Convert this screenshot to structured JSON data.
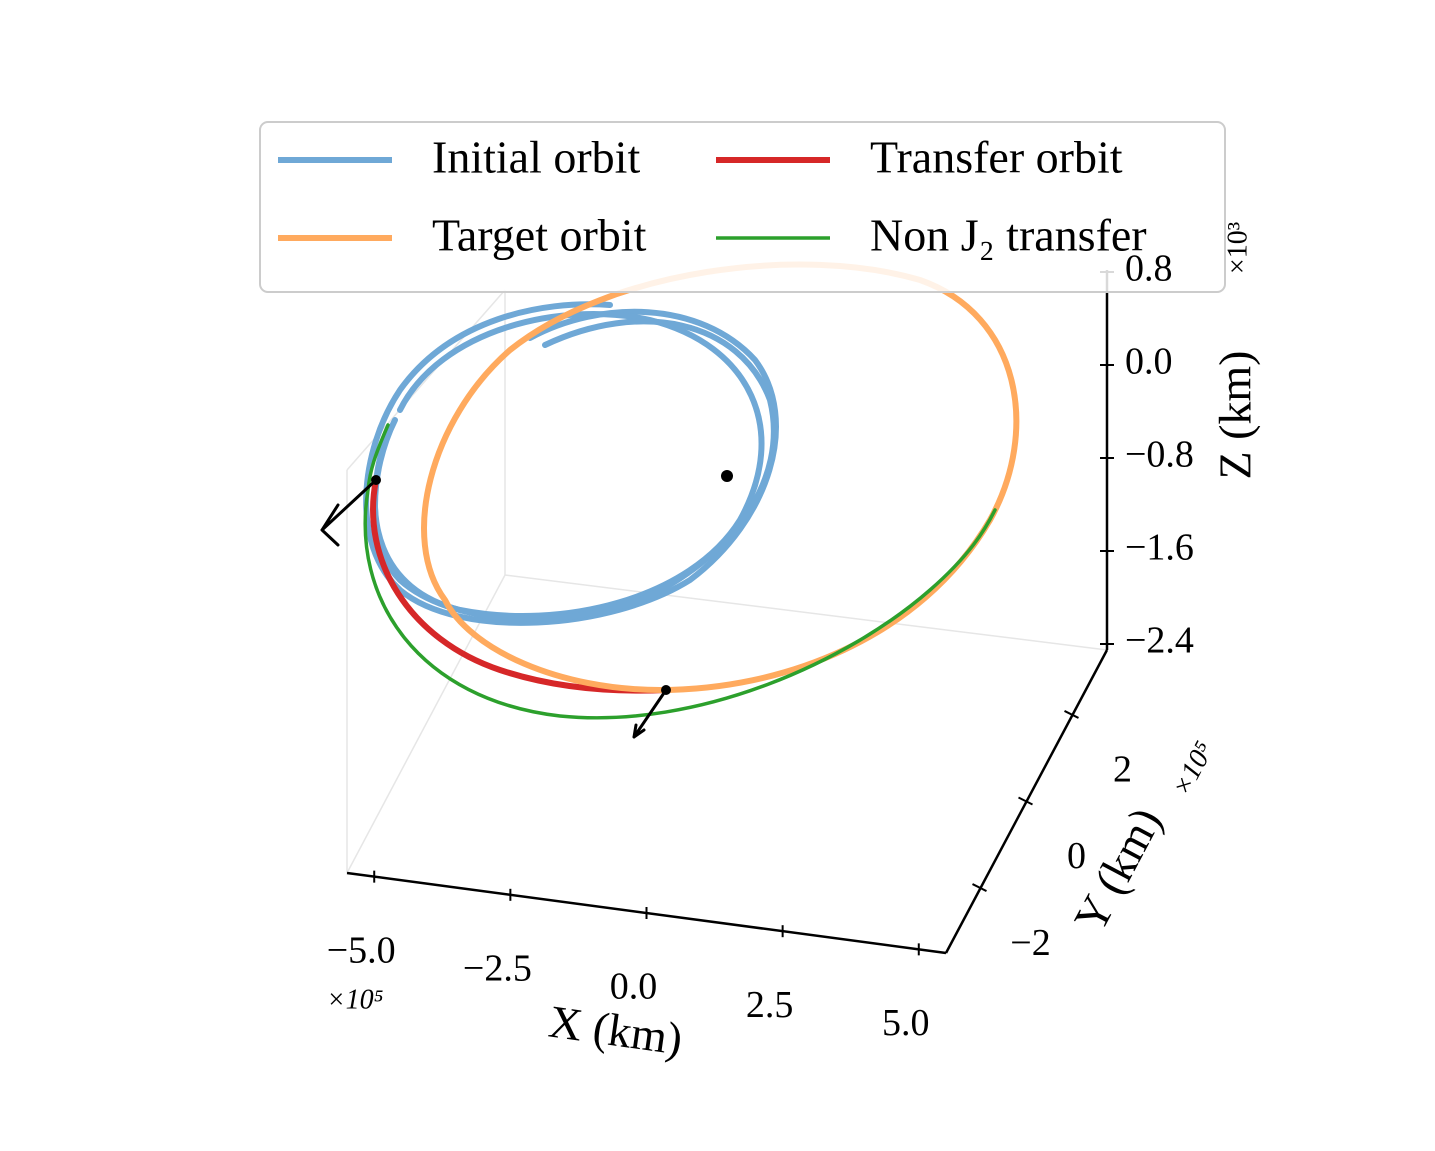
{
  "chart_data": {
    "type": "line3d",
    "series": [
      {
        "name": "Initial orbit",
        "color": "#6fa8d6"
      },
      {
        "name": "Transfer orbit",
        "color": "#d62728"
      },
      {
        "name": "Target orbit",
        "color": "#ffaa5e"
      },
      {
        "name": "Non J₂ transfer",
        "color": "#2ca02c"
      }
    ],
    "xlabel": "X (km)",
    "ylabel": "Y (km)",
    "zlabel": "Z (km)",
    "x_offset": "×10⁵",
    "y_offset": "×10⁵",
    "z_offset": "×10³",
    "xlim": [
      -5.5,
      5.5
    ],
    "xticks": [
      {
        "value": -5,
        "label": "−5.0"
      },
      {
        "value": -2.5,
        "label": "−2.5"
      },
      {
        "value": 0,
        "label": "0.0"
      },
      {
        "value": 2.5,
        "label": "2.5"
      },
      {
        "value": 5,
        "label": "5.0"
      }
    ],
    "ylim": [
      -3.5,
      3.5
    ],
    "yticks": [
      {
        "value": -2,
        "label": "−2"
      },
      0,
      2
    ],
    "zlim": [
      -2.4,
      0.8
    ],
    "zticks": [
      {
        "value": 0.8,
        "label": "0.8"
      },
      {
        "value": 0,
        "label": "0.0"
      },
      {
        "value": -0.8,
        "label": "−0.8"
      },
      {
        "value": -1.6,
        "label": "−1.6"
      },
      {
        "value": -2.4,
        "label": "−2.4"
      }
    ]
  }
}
☆ ☆ ☆ ☆
## Required task
Lines holding the word "color" in the entries above are the ones to pull out. Copy them all.

## Correct output
        "color": "#6fa8d6"
        "color": "#d62728"
        "color": "#ffaa5e"
        "color": "#2ca02c"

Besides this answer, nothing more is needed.